# Start of Data section
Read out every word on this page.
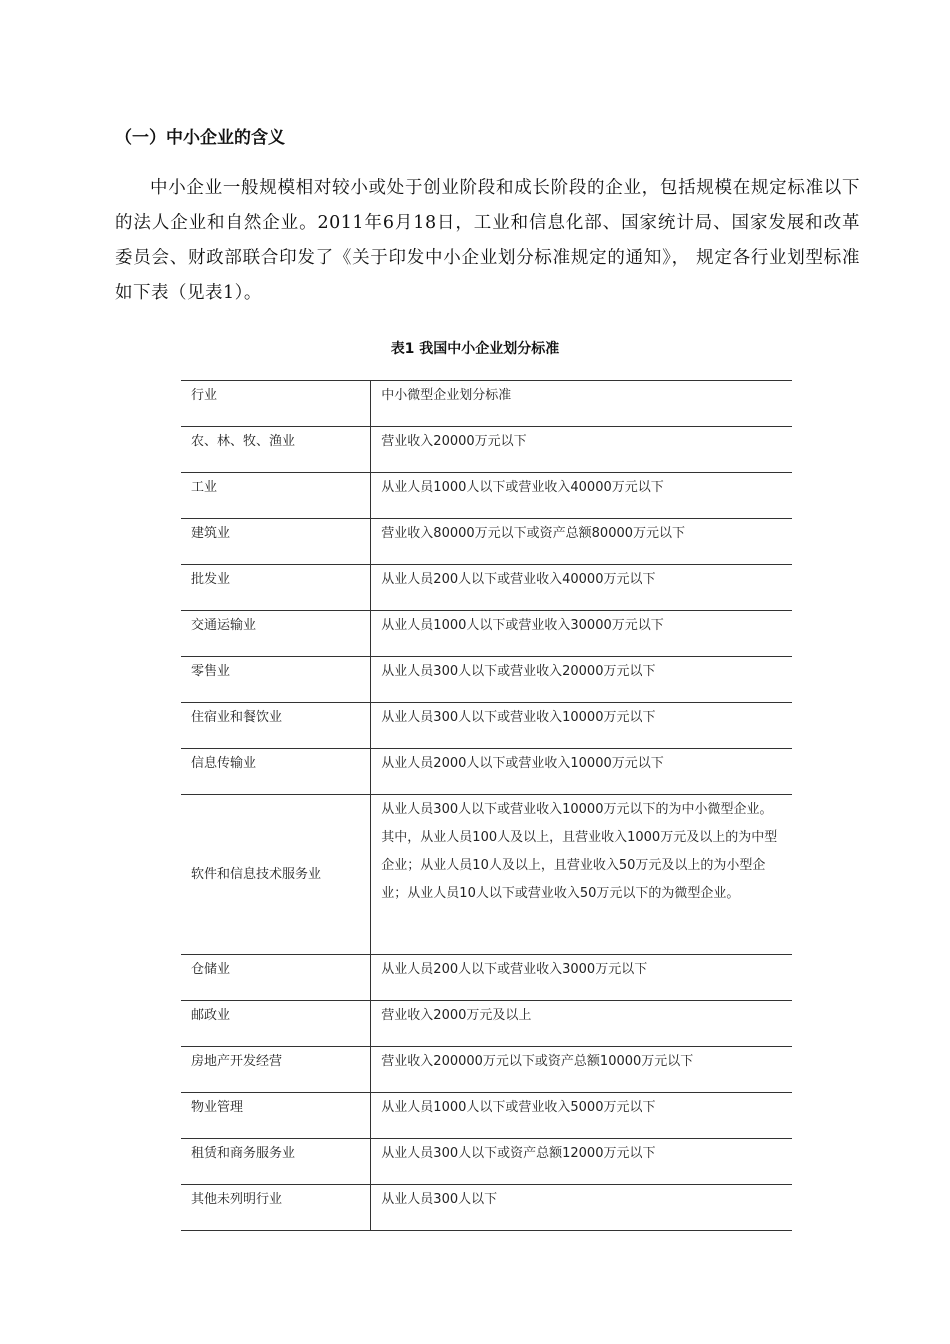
（一）中小企业的含义

中小企业一般规模相对较小或处于创业阶段和成长阶段的企业，包括规模在规定标准以下的法人企业和自然企业。2011年6月18日，工业和信息化部、国家统计局、国家发展和改革委员会、财政部联合印发了《关于印发中小企业划分标准规定的通知》， 规定各行业划型标准如下表（见表1）。

表1 我国中小企业划分标准
行业	中小微型企业划分标准
农、林、牧、渔业	营业收入20000万元以下
工业	从业人员1000人以下或营业收入40000万元以下
建筑业	营业收入80000万元以下或资产总额80000万元以下
批发业	从业人员200人以下或营业收入40000万元以下
交通运输业	从业人员1000人以下或营业收入30000万元以下
零售业	从业人员300人以下或营业收入20000万元以下
住宿业和餐饮业	从业人员300人以下或营业收入10000万元以下
信息传输业	从业人员2000人以下或营业收入10000万元以下
软件和信息技术服务业	从业人员300人以下或营业收入10000万元以下的为中小微型企业。其中，从业人员100人及以上，且营业收入1000万元及以上的为中型企业；从业人员10人及以上，且营业收入50万元及以上的为小型企业；从业人员10人以下或营业收入50万元以下的为微型企业。
仓储业	从业人员200人以下或营业收入3000万元以下
邮政业	营业收入2000万元及以上
房地产开发经营	营业收入200000万元以下或资产总额10000万元以下
物业管理	从业人员1000人以下或营业收入5000万元以下
租赁和商务服务业	从业人员300人以下或资产总额12000万元以下
其他未列明行业	从业人员300人以下
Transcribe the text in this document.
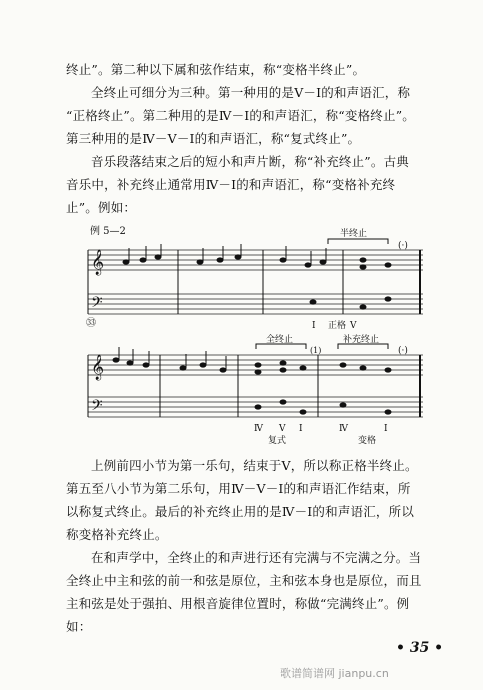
终止”。第二种以下属和弦作结束，称“变格半终止”。

全终止可细分为三种。第一种用的是Ⅴ－Ⅰ的和声语汇，称

“正格终止”。第二种用的是Ⅳ－Ⅰ的和声语汇，称“变格终止”。

第三种用的是Ⅳ－Ⅴ－Ⅰ的和声语汇，称“复式终止”。

音乐段落结束之后的短小和声片断，称“补充终止”。古典

音乐中，补充终止通常用Ⅳ－Ⅰ的和声语汇，称“变格补充终

止”。例如：

例 5—2
𝄞
𝄢
半终止
(·)
Ⅰ 正格 Ⅴ
㉝
𝄞
𝄢
全终止	补充终止
(1)	(·)
Ⅳ Ⅴ Ⅰ	Ⅳ	Ⅰ
复式	变格

上例前四小节为第一乐句，结束于Ⅴ，所以称正格半终止。

第五至八小节为第二乐句，用Ⅳ－Ⅴ－Ⅰ的和声语汇作结束，所

以称复式终止。最后的补充终止用的是Ⅳ－Ⅰ的和声语汇，所以

称变格补充终止。

在和声学中，全终止的和声进行还有完满与不完满之分。当

全终止中主和弦的前一和弦是原位，主和弦本身也是原位，而且

主和弦是处于强拍、用根音旋律位置时，称做“完满终止”。例

如：

• 35 •
歌谱简谱网 jianpu.cn
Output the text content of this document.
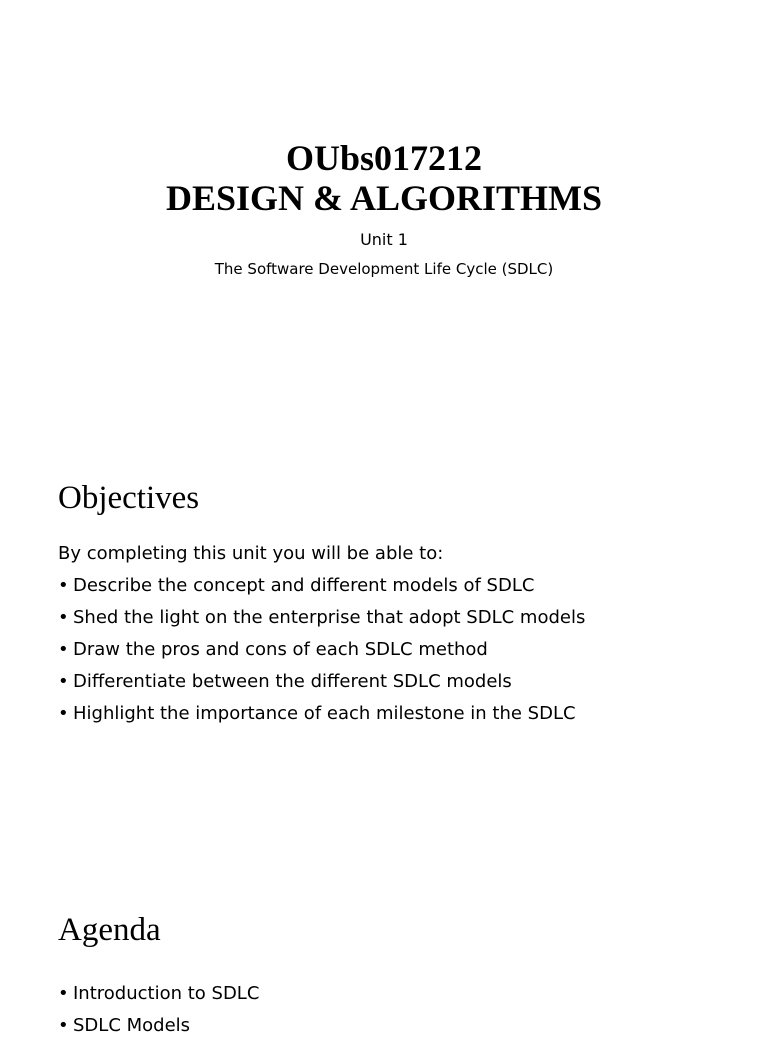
OUbs017212
DESIGN & ALGORITHMS
Unit 1
The Software Development Life Cycle (SDLC)
Objectives
By completing this unit you will be able to:
• Describe the concept and different models of SDLC
• Shed the light on the enterprise that adopt SDLC models
• Draw the pros and cons of each SDLC method
• Differentiate between the different SDLC models
• Highlight the importance of each milestone in the SDLC
Agenda
• Introduction to SDLC
• SDLC Models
# End of Data section
- Exercise requirements -
Scan the records above for the string "this", then select every line that holds it.

- Reply to the exercise -
Read out every word on this page.
Transcribe the text in this document.
Output the text content of this document.
By completing this unit you will be able to:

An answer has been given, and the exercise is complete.